Data entries:
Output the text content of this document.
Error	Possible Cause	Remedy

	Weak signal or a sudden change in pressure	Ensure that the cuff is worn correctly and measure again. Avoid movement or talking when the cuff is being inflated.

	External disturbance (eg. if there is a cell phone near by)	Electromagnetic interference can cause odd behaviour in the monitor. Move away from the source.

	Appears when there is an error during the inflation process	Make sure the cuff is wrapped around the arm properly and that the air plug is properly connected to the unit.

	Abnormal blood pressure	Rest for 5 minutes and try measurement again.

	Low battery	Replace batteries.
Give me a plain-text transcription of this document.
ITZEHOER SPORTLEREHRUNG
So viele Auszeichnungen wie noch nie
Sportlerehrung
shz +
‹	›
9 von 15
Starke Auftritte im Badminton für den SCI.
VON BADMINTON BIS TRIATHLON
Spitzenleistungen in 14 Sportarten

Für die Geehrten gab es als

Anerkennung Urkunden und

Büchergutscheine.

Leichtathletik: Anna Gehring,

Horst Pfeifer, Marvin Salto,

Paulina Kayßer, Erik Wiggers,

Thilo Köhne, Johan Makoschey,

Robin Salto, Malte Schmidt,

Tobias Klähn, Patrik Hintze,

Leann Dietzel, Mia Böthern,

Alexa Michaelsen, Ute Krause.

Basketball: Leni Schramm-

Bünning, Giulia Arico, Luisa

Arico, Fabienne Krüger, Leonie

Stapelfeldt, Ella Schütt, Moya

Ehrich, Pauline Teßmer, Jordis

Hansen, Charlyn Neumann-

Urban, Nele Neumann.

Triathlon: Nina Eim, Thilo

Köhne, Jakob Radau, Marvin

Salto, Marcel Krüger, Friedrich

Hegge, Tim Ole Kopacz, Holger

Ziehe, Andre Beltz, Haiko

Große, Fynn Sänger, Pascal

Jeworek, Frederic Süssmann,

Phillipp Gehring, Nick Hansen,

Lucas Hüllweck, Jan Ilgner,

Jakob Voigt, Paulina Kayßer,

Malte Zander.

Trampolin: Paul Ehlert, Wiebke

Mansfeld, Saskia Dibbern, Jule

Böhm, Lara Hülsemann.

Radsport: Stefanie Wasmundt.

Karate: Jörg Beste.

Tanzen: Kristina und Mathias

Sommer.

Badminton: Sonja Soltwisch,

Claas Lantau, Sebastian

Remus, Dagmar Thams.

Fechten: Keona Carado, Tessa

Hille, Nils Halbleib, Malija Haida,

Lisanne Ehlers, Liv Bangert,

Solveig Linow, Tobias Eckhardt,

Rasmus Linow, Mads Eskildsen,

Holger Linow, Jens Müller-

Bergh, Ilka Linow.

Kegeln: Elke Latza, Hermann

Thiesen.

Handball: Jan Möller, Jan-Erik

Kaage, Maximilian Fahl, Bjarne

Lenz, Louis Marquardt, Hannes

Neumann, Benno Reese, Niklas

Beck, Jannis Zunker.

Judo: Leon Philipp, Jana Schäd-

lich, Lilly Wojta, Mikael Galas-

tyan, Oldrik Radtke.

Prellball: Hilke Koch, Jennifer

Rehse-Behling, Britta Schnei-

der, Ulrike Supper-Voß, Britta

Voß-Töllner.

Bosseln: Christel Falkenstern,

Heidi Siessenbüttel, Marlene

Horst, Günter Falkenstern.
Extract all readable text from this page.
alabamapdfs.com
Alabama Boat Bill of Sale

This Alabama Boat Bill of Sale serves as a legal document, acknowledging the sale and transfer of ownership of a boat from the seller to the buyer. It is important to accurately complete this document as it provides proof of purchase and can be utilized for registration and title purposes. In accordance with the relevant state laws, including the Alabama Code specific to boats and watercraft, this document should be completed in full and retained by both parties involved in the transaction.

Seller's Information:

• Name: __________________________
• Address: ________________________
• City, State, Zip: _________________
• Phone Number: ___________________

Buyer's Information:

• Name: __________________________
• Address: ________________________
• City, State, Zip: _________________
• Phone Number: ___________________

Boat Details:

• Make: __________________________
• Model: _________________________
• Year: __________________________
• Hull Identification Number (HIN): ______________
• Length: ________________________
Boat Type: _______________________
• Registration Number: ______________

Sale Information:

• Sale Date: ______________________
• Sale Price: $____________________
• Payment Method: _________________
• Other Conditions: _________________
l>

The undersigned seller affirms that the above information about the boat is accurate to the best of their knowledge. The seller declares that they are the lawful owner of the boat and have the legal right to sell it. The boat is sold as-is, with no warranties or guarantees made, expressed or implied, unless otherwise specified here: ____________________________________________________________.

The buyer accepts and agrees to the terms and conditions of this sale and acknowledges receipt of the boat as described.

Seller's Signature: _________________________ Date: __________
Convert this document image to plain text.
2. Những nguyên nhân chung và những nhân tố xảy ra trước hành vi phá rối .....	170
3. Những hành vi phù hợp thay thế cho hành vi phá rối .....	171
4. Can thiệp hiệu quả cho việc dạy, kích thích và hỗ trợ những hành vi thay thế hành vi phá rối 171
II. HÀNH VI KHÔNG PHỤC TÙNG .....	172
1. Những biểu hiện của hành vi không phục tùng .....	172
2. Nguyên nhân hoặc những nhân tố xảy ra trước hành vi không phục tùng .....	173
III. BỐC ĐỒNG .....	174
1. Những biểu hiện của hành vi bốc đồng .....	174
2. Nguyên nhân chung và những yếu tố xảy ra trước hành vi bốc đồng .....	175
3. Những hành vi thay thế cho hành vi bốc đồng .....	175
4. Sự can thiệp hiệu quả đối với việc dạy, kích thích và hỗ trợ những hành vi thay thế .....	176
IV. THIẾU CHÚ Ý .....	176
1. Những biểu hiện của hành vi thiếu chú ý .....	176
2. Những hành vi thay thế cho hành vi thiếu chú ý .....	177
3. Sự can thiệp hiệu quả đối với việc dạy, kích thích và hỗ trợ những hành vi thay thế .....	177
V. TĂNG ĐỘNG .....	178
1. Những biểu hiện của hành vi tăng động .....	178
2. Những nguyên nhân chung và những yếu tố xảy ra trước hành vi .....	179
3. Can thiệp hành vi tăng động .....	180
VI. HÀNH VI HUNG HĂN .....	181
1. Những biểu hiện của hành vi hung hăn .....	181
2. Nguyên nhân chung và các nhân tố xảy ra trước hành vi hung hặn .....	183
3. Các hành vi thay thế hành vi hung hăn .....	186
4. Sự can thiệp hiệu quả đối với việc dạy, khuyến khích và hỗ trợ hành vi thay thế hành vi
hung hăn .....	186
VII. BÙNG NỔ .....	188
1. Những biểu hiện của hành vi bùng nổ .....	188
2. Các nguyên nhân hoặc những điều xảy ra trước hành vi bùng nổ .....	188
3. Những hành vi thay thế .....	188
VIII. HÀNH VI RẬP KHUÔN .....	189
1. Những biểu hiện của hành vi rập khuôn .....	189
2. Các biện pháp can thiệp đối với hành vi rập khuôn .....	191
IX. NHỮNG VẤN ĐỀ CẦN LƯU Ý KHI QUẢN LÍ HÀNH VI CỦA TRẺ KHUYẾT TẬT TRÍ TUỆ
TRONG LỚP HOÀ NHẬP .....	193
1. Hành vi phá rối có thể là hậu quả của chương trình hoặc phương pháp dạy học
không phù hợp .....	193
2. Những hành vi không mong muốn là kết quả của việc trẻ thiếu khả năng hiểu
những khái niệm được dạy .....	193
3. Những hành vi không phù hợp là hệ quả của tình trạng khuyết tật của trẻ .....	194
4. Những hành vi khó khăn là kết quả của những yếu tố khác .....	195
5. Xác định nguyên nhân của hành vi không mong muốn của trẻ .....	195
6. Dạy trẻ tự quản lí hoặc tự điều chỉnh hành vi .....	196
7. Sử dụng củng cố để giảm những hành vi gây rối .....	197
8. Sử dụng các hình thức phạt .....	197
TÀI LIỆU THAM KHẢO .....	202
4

PROBLEM: Gather, from the listing above, every line carrying the word "Arico".

ANSWER:
Bünning, Giulia Arico, Luisa
Arico, Fabienne Krüger, Leonie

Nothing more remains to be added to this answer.